— start EXTRACTED TEXT —

Entrance to the Kigali Convention Centre. This facility is among the infrastructure which necessitated treasury bond

“Central Bank Rwanda on behalf of Rwanda Government is set to issue a Treasury Bond worth Frw 15 billion to develop Rwanda’s capital market industry and fund infrastructure projects. The market will be open from Monday 19 to Wednesday 21 August 2019,” a message from Rwanda’s Central Bank reads.

Since 2014, the Bank has been issuing treasury bonds worth billions to support the country’s projects.

However, questions remain on who have been top subscribers of the bonds issued on Rwanda Stock Exchange, which, observers say, is still young and yet to attract more investors.

KT Press reached out to Central Bank to know exactly how the treasury bonds have been subscribed.

In an email sent to KT Press, Central Bank says that since 2014, twenty-one new bonds have been issued and listed on the Rwanda Stock Exchange which, it says, has yielded good subscription level.

“From 2014 up to June 2019, the average subscription is 197.1%,” the Bank said in an email sent to KT Press.

According to the bank, institutional investors dominate the subscription rate compared to individual investors.

“The most dominant buyers are institutional investors whereby they hold a share of 53.6% of the total outstanding as end of June 2019 compared to banks (36.0%) and retailers (10.4%),” Central Bank told KT Press.

The Bank says that government has been using Treasury bonds and bills to borrow on domestic market as an alternative from borrowing externally which implies repayment in a foreign currency and interests paid to foreign economies.

“In fact, domestic borrowing through bonds is one of the ways to achieve the self-reliance and dignity to contribute to the development of Government large-scale projects like roads, energy, health infrastructures, etc. but also to provide investment opportunity to Rwandans,” the Bank told KT Press.

— end EXTRACTED TEXT —
— start EXCERPTED DATA —

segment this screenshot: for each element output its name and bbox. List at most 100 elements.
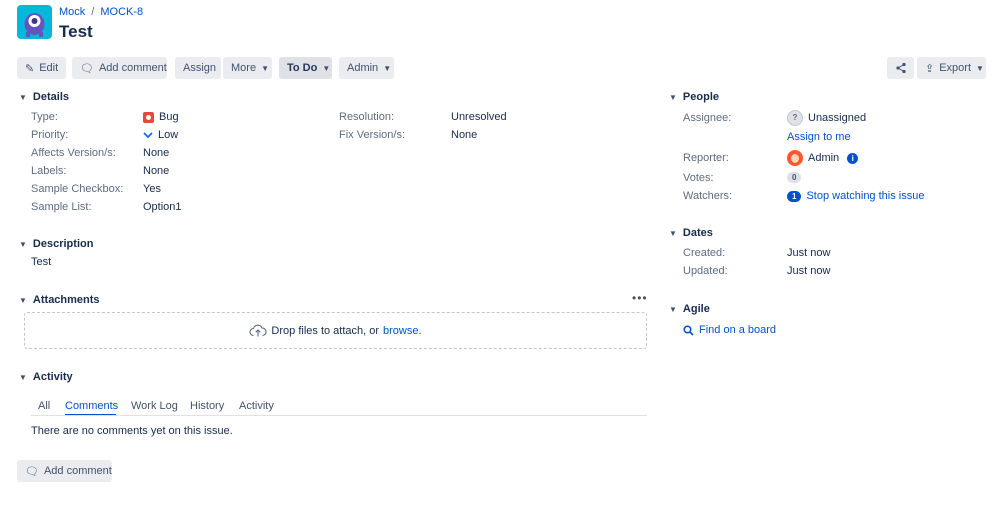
more-options-icon[interactable]: ••• xyxy=(632,291,648,305)
votes-count-badge: 0 xyxy=(787,172,802,183)
collapse-triangle-icon: ▼ xyxy=(19,239,27,249)
affects-version-label: Affects Version/s: xyxy=(31,147,116,159)
assign-button[interactable]: Assign xyxy=(175,57,221,79)
activity-heading-label: Activity xyxy=(32,371,73,383)
breadcrumb-project-link[interactable]: Mock xyxy=(59,6,85,18)
resolution-value: Unresolved xyxy=(451,111,507,123)
dates-heading-label: Dates xyxy=(682,227,713,239)
people-heading[interactable]: ▼ People xyxy=(669,91,719,103)
admin-avatar xyxy=(787,150,803,166)
details-heading-label: Details xyxy=(32,91,69,103)
dates-heading[interactable]: ▼ Dates xyxy=(669,227,713,239)
assignee-label: Assignee: xyxy=(683,112,732,124)
reporter-value[interactable]: Admin i xyxy=(787,150,859,166)
fix-version-value: None xyxy=(451,129,478,141)
breadcrumb-separator: / xyxy=(91,6,95,18)
browse-link[interactable]: browse. xyxy=(383,325,422,337)
search-icon xyxy=(683,324,694,336)
status-button[interactable]: To Do ▼ xyxy=(279,57,332,79)
votes-label: Votes: xyxy=(683,172,714,184)
export-icon: ⇪ xyxy=(925,62,935,75)
add-comment-button[interactable]: 🗨︎ Add comment xyxy=(72,57,167,79)
attachment-drop-zone[interactable]: Drop files to attach, or browse. xyxy=(24,312,647,349)
priority-value[interactable]: Low xyxy=(143,129,178,141)
stop-watching-link[interactable]: Stop watching this issue xyxy=(806,190,924,202)
admin-button[interactable]: Admin ▼ xyxy=(339,57,394,79)
drop-files-text: Drop files to attach, or xyxy=(271,324,380,337)
bug-icon xyxy=(143,111,154,123)
description-heading[interactable]: ▼ Description xyxy=(19,238,93,250)
resolution-label: Resolution: xyxy=(339,111,395,123)
attachments-heading[interactable]: ▼ Attachments xyxy=(19,294,100,306)
admin-label: Admin xyxy=(347,62,379,74)
edit-label: Edit xyxy=(39,62,59,74)
collapse-triangle-icon: ▼ xyxy=(19,92,27,102)
tab-activity[interactable]: Activity xyxy=(239,400,274,412)
priority-value-text: Low xyxy=(158,129,179,141)
export-button[interactable]: ⇪ Export ▼ xyxy=(917,57,986,79)
breadcrumb: Mock / MOCK-8 xyxy=(59,6,143,18)
more-label: More xyxy=(231,62,257,74)
sample-checkbox-label: Sample Checkbox: xyxy=(31,183,124,195)
type-label: Type: xyxy=(31,111,58,123)
add-comment-label: Add comment xyxy=(98,62,167,74)
pencil-icon: ✎ xyxy=(25,62,35,75)
tab-comments[interactable]: Comments xyxy=(65,400,118,412)
issue-title[interactable]: Test xyxy=(59,22,93,42)
sample-checkbox-value: Yes xyxy=(143,183,161,195)
tabs-divider xyxy=(31,415,647,416)
bottom-add-comment-button[interactable]: 🗨︎ Add comment xyxy=(17,460,112,482)
agile-heading-label: Agile xyxy=(682,303,710,315)
share-icon xyxy=(895,62,906,74)
created-label: Created: xyxy=(683,247,726,259)
type-value[interactable]: Bug xyxy=(143,111,179,123)
watchers-count-badge: 1 xyxy=(787,190,802,202)
breadcrumb-issue-link[interactable]: MOCK-8 xyxy=(100,6,143,18)
sample-list-value: Option1 xyxy=(143,201,182,213)
assignee-value[interactable]: ? Unassigned xyxy=(787,110,866,126)
affects-version-value: None xyxy=(143,147,170,159)
info-icon[interactable]: i xyxy=(847,152,859,164)
tab-all[interactable]: All xyxy=(38,400,50,412)
assign-to-me-link[interactable]: Assign to me xyxy=(787,131,851,143)
reporter-label: Reporter: xyxy=(683,152,729,164)
more-button[interactable]: More ▼ xyxy=(223,57,272,79)
fix-version-label: Fix Version/s: xyxy=(339,129,406,141)
chevron-down-icon: ▼ xyxy=(383,63,392,73)
collapse-triangle-icon: ▼ xyxy=(669,304,677,314)
details-heading[interactable]: ▼ Details xyxy=(19,91,69,103)
type-value-text: Bug xyxy=(159,111,179,123)
cloud-upload-icon xyxy=(249,324,267,337)
attachments-heading-label: Attachments xyxy=(32,294,100,306)
tab-work-log[interactable]: Work Log xyxy=(131,400,178,412)
watchers-value[interactable]: 1 Stop watching this issue xyxy=(787,190,924,202)
project-avatar[interactable] xyxy=(17,5,52,39)
votes-value[interactable]: 0 xyxy=(787,172,802,183)
export-label: Export xyxy=(939,62,972,74)
updated-value: Just now xyxy=(787,265,831,277)
description-text[interactable]: Test xyxy=(31,256,51,268)
status-label: To Do xyxy=(287,62,318,74)
comment-icon: 🗨︎ xyxy=(80,62,94,75)
share-button[interactable] xyxy=(887,57,914,79)
find-on-board-link[interactable]: Find on a board xyxy=(699,324,776,336)
agile-heading[interactable]: ▼ Agile xyxy=(669,303,710,315)
labels-value: None xyxy=(143,165,170,177)
chevron-down-icon: ▼ xyxy=(261,63,269,73)
activity-heading[interactable]: ▼ Activity xyxy=(19,371,73,383)
find-on-board[interactable]: Find on a board xyxy=(683,324,776,336)
collapse-triangle-icon: ▼ xyxy=(669,92,677,102)
comment-icon: 🗨︎ xyxy=(25,465,39,478)
chevron-down-icon: ▼ xyxy=(322,63,331,73)
sample-list-label: Sample List: xyxy=(31,201,92,213)
description-heading-label: Description xyxy=(32,238,94,250)
reporter-value-text: Admin xyxy=(808,152,840,164)
collapse-triangle-icon: ▼ xyxy=(19,295,27,305)
collapse-triangle-icon: ▼ xyxy=(19,372,27,382)
edit-button[interactable]: ✎ Edit xyxy=(17,57,66,79)
tab-history[interactable]: History xyxy=(190,400,224,412)
priority-low-icon xyxy=(143,132,153,139)
no-comments-text: There are no comments yet on this issue. xyxy=(31,425,233,437)
collapse-triangle-icon: ▼ xyxy=(669,228,677,238)
bottom-add-comment-label: Add comment xyxy=(43,465,112,477)
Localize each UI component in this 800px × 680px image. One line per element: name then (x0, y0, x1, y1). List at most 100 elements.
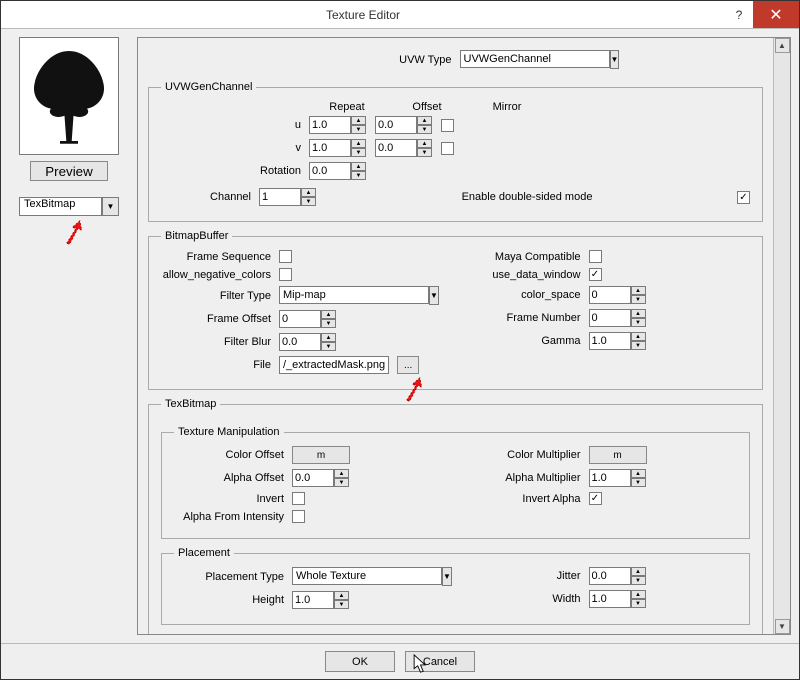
filter-blur-input[interactable] (279, 333, 321, 351)
color-offset-button[interactable]: m (292, 446, 350, 464)
spin-up-icon[interactable]: ▲ (334, 469, 349, 478)
channel-input[interactable] (259, 188, 301, 206)
uvwgenchannel-group: UVWGenChannel Repeat Offset Mirror u ▲▼ … (148, 81, 763, 222)
tree-icon (24, 41, 114, 151)
spin-down-icon[interactable]: ▼ (321, 342, 336, 351)
rotation-input[interactable] (309, 162, 351, 180)
jitter-input[interactable] (589, 567, 631, 585)
spin-up-icon[interactable]: ▲ (351, 116, 366, 125)
double-sided-checkbox[interactable]: ✓ (737, 191, 750, 204)
v-label: v (161, 142, 301, 154)
help-button[interactable]: ? (725, 1, 753, 28)
alpha-from-intensity-label: Alpha From Intensity (174, 511, 284, 523)
alpha-offset-input[interactable] (292, 469, 334, 487)
texture-manipulation-group: Texture Manipulation Color Offsetm Alpha… (161, 426, 750, 539)
scroll-down-icon[interactable]: ▼ (775, 619, 790, 634)
width-input[interactable] (589, 590, 631, 608)
spin-up-icon[interactable]: ▲ (631, 309, 646, 318)
spin-up-icon[interactable]: ▲ (351, 139, 366, 148)
chevron-down-icon[interactable]: ▼ (610, 50, 620, 69)
allow-negative-label: allow_negative_colors (161, 269, 271, 281)
rotation-label: Rotation (161, 165, 301, 177)
allow-negative-checkbox[interactable] (279, 268, 292, 281)
filter-type-select[interactable] (279, 286, 429, 304)
mirror-heading: Mirror (471, 101, 543, 113)
spin-down-icon[interactable]: ▼ (631, 341, 646, 350)
spin-down-icon[interactable]: ▼ (351, 171, 366, 180)
uvw-type-select[interactable] (460, 50, 610, 68)
frame-sequence-label: Frame Sequence (161, 251, 271, 263)
preview-thumbnail (19, 37, 119, 155)
titlebar: Texture Editor ? ✕ (1, 1, 799, 29)
invert-alpha-checkbox[interactable]: ✓ (589, 492, 602, 505)
spin-down-icon[interactable]: ▼ (334, 478, 349, 487)
texbitmap-group: TexBitmap Texture Manipulation Color Off… (148, 398, 763, 634)
spin-up-icon[interactable]: ▲ (417, 139, 432, 148)
spin-down-icon[interactable]: ▼ (631, 576, 646, 585)
u-mirror-checkbox[interactable] (441, 119, 454, 132)
v-repeat-input[interactable] (309, 139, 351, 157)
color-offset-label: Color Offset (174, 449, 284, 461)
spin-up-icon[interactable]: ▲ (631, 332, 646, 341)
close-button[interactable]: ✕ (753, 1, 799, 28)
group-legend: Placement (174, 547, 234, 559)
height-input[interactable] (292, 591, 334, 609)
invert-checkbox[interactable] (292, 492, 305, 505)
spin-down-icon[interactable]: ▼ (334, 600, 349, 609)
spin-down-icon[interactable]: ▼ (301, 197, 316, 206)
gamma-input[interactable] (589, 332, 631, 350)
use-data-window-checkbox[interactable]: ✓ (589, 268, 602, 281)
spin-up-icon[interactable]: ▲ (321, 333, 336, 342)
placement-type-select[interactable] (292, 567, 442, 585)
v-mirror-checkbox[interactable] (441, 142, 454, 155)
spin-up-icon[interactable]: ▲ (417, 116, 432, 125)
spin-up-icon[interactable]: ▲ (321, 310, 336, 319)
u-repeat-input[interactable] (309, 116, 351, 134)
chevron-down-icon[interactable]: ▼ (442, 567, 452, 586)
spin-down-icon[interactable]: ▼ (321, 319, 336, 328)
spin-down-icon[interactable]: ▼ (631, 478, 646, 487)
frame-sequence-checkbox[interactable] (279, 250, 292, 263)
spin-up-icon[interactable]: ▲ (334, 591, 349, 600)
maya-compat-checkbox[interactable] (589, 250, 602, 263)
alpha-from-intensity-checkbox[interactable] (292, 510, 305, 523)
scroll-up-icon[interactable]: ▲ (775, 38, 790, 53)
chevron-down-icon[interactable]: ▼ (429, 286, 439, 305)
spin-down-icon[interactable]: ▼ (417, 148, 432, 157)
frame-number-input[interactable] (589, 309, 631, 327)
file-input[interactable] (279, 356, 389, 374)
browse-button[interactable]: ... (397, 356, 419, 374)
scrollbar[interactable]: ▲ ▼ (773, 38, 790, 634)
spin-up-icon[interactable]: ▲ (631, 590, 646, 599)
chevron-down-icon[interactable]: ▼ (102, 197, 119, 216)
frame-offset-input[interactable] (279, 310, 321, 328)
maya-compat-label: Maya Compatible (471, 251, 581, 263)
color-space-input[interactable] (589, 286, 631, 304)
spin-up-icon[interactable]: ▲ (631, 469, 646, 478)
color-space-label: color_space (471, 289, 581, 301)
spin-down-icon[interactable]: ▼ (417, 125, 432, 134)
color-multiplier-button[interactable]: m (589, 446, 647, 464)
spin-down-icon[interactable]: ▼ (631, 599, 646, 608)
alpha-multiplier-label: Alpha Multiplier (471, 472, 581, 484)
spin-down-icon[interactable]: ▼ (631, 318, 646, 327)
texture-type-select[interactable]: TexBitmap (19, 197, 102, 216)
alpha-offset-label: Alpha Offset (174, 472, 284, 484)
spin-up-icon[interactable]: ▲ (301, 188, 316, 197)
jitter-label: Jitter (471, 570, 581, 582)
spin-up-icon[interactable]: ▲ (351, 162, 366, 171)
spin-down-icon[interactable]: ▼ (351, 148, 366, 157)
alpha-multiplier-input[interactable] (589, 469, 631, 487)
spin-up-icon[interactable]: ▲ (631, 567, 646, 576)
v-offset-input[interactable] (375, 139, 417, 157)
u-offset-input[interactable] (375, 116, 417, 134)
ok-button[interactable]: OK (325, 651, 395, 672)
spin-down-icon[interactable]: ▼ (351, 125, 366, 134)
group-legend: TexBitmap (161, 398, 220, 410)
spin-up-icon[interactable]: ▲ (631, 286, 646, 295)
uvw-type-label: UVW Type (312, 54, 452, 66)
spin-down-icon[interactable]: ▼ (631, 295, 646, 304)
repeat-heading: Repeat (311, 101, 383, 113)
preview-button[interactable]: Preview (30, 161, 108, 181)
gamma-label: Gamma (471, 335, 581, 347)
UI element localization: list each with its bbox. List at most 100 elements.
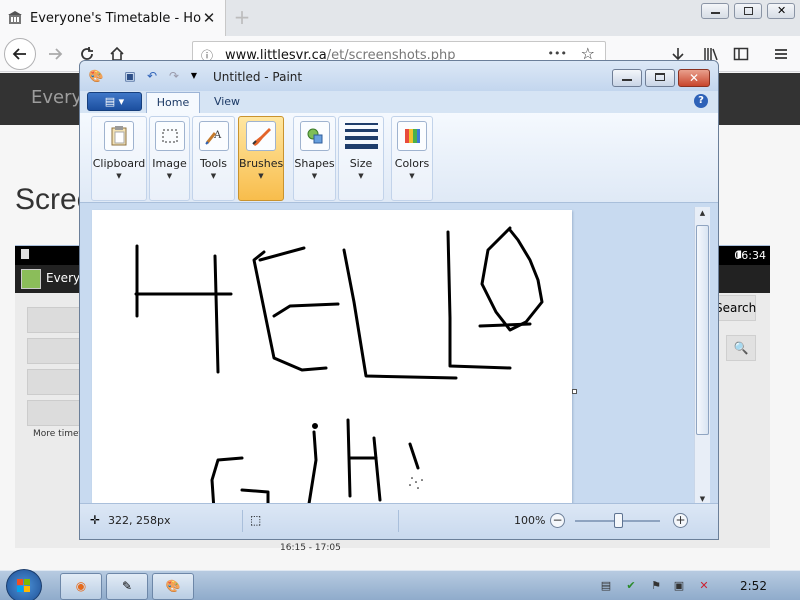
site-favicon-icon <box>8 11 22 25</box>
paint-window-title: Untitled - Paint <box>213 70 303 84</box>
tab-close-icon[interactable]: ✕ <box>201 9 217 27</box>
help-icon[interactable]: ? <box>694 94 708 108</box>
taskbar-firefox-button[interactable]: ◉ <box>60 573 102 600</box>
brushes-group[interactable]: Brushes ▼ <box>238 116 284 201</box>
size-group[interactable]: Size ▼ <box>338 116 384 201</box>
paint-status-bar: ✛ 322, 258px ⬚ 100% − + <box>80 503 718 539</box>
tools-group[interactable]: A Tools ▼ <box>192 116 235 201</box>
forward-button[interactable] <box>40 40 70 68</box>
image-label: Image <box>152 157 187 170</box>
chevron-down-icon: ▼ <box>409 172 415 180</box>
taskbar-app-button[interactable]: ✎ <box>106 573 148 600</box>
tray-flag-icon[interactable]: ⚑ <box>649 579 663 593</box>
scroll-thumb[interactable] <box>696 225 709 435</box>
app-icon: ◉ <box>75 579 87 593</box>
browser-tab[interactable]: Everyone's Timetable - Home ✕ <box>0 0 226 36</box>
undo-icon[interactable]: ↶ <box>144 68 160 84</box>
canvas-resize-handle[interactable] <box>572 389 577 394</box>
colors-palette-icon <box>397 121 427 151</box>
vertical-scrollbar[interactable]: ▲ ▼ <box>694 207 710 505</box>
shapes-group[interactable]: Shapes ▼ <box>293 116 336 201</box>
chevron-down-icon: ▼ <box>210 172 217 180</box>
clipboard-group[interactable]: Clipboard ▼ <box>91 116 147 201</box>
forward-arrow-icon <box>49 48 63 60</box>
shapes-label: Shapes <box>294 157 335 170</box>
status-divider <box>242 510 243 532</box>
tray-document-icon[interactable]: ▤ <box>599 579 613 593</box>
paint-title-bar[interactable]: 🎨 ▣ ↶ ↷ ▼ Untitled - Paint ✕ <box>80 61 718 91</box>
page-actions-icon[interactable]: ••• <box>548 47 567 60</box>
customize-qat-icon[interactable]: ▼ <box>186 68 202 84</box>
cursor-position-icon: ✛ <box>90 513 101 527</box>
brushes-label: Brushes <box>239 157 284 170</box>
image-group[interactable]: Image ▼ <box>149 116 190 201</box>
paint-window: 🎨 ▣ ↶ ↷ ▼ Untitled - Paint ✕ ▤ ▾ Home Vi… <box>79 60 719 540</box>
taskbar-paint-button[interactable]: 🎨 <box>152 573 194 600</box>
select-icon <box>155 121 185 151</box>
paint-workspace <box>80 204 718 512</box>
clipboard-label: Clipboard <box>92 157 146 170</box>
new-tab-button[interactable]: + <box>232 6 252 28</box>
shapes-icon <box>300 121 330 151</box>
tab-title: Everyone's Timetable - Home <box>30 10 201 26</box>
scroll-down-icon[interactable]: ▼ <box>695 495 710 503</box>
phone-list-item <box>27 307 83 333</box>
phone-list-item <box>27 400 83 426</box>
chevron-down-icon: ▼ <box>116 172 122 180</box>
paint-close-button[interactable]: ✕ <box>678 69 710 87</box>
paint-maximize-button[interactable] <box>645 69 675 87</box>
pencil-text-icon: A <box>199 121 229 151</box>
back-button[interactable] <box>4 38 36 70</box>
sidebar-icon <box>733 47 749 61</box>
paint-app-icon: 🎨 <box>165 579 181 593</box>
phone-list-item <box>27 338 83 364</box>
redo-icon[interactable]: ↷ <box>166 68 182 84</box>
phone-app-icon <box>21 269 41 289</box>
app-icon: ✎ <box>121 579 133 593</box>
status-divider <box>398 510 399 532</box>
handwritten-drawing <box>134 226 544 512</box>
chevron-down-icon: ▼ <box>311 172 318 180</box>
zoom-out-button[interactable]: − <box>550 513 565 528</box>
svg-text:A: A <box>213 130 222 141</box>
browser-close-button[interactable]: ✕ <box>767 3 795 19</box>
paint-app-icon: 🎨 <box>88 69 104 83</box>
ribbon-home: Clipboard ▼ Image ▼ A Tools ▼ Brushes ▼ <box>80 113 718 203</box>
save-icon[interactable]: ▣ <box>122 68 138 84</box>
tray-volume-muted-icon[interactable]: ✕ <box>697 579 711 593</box>
chevron-down-icon: ▼ <box>166 172 173 180</box>
browser-tab-strip: Everyone's Timetable - Home ✕ + ✕ <box>0 0 800 36</box>
zoom-slider-thumb[interactable] <box>614 513 623 528</box>
phone-sim-icon <box>21 249 29 259</box>
phone-search-label: Search <box>715 301 757 315</box>
zoom-in-button[interactable]: + <box>673 513 688 528</box>
phone-list-item <box>27 369 83 395</box>
tray-network-icon[interactable]: ▣ <box>672 579 686 593</box>
colors-group[interactable]: Colors ▼ <box>391 116 433 201</box>
tools-label: Tools <box>199 157 228 170</box>
tray-security-icon[interactable]: ✔ <box>624 579 638 593</box>
phone-status-time: 06:34 <box>734 249 766 262</box>
browser-restore-button[interactable] <box>734 3 762 19</box>
scroll-up-icon[interactable]: ▲ <box>695 209 710 217</box>
colors-label: Colors <box>394 157 430 170</box>
paint-minimize-button[interactable] <box>612 69 642 87</box>
paint-file-menu-button[interactable]: ▤ ▾ <box>87 92 142 111</box>
maximize-icon <box>655 73 665 81</box>
cursor-position: 322, 258px <box>108 514 171 527</box>
brush-icon <box>246 121 276 151</box>
taskbar: ◉ ✎ 🎨 ▤ ✔ ⚑ ▣ ✕ 2:52 <box>0 569 800 600</box>
line-size-icon <box>345 123 378 149</box>
chevron-down-icon: ▼ <box>258 172 264 180</box>
menu-button[interactable] <box>766 40 796 68</box>
selection-size-icon: ⬚ <box>250 513 262 527</box>
ribbon-tab-bar: ▤ ▾ Home View ? <box>80 91 718 113</box>
size-label: Size <box>349 157 373 170</box>
drawing-canvas[interactable] <box>92 210 572 512</box>
sidebar-button[interactable] <box>726 40 756 68</box>
taskbar-clock[interactable]: 2:52 <box>740 579 767 593</box>
browser-minimize-button[interactable] <box>701 3 729 19</box>
tab-home[interactable]: Home <box>146 92 200 113</box>
tab-view[interactable]: View <box>204 92 250 113</box>
start-button[interactable] <box>6 569 42 600</box>
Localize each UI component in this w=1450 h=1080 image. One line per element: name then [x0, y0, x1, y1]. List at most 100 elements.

— end EXCERPTED DATA —

__EXERCISE INSTRUCTIONS__.
• a. In the article on Rwanda's treasury bonds, what share of the total outstanding did institutional investors hold at the end of June 2019?
• b. Print the part of the article on Rwanda's treasury bonds that opens with the words containing "Entrance to the" and closes with "Central Bank reads.".

__WORKED SOLUTIONS__.
• a. 53.6%

• b.
Entrance to the Kigali Convention Centre. This facility is among the infrastructure which necessitated treasury bond

“Central Bank Rwanda on behalf of Rwanda Government is set to issue a Treasury Bond worth Frw 15 billion to develop Rwanda’s capital market industry and fund infrastructure projects. The market will be open from Monday 19 to Wednesday 21 August 2019,” a message from Rwanda’s Central Bank reads.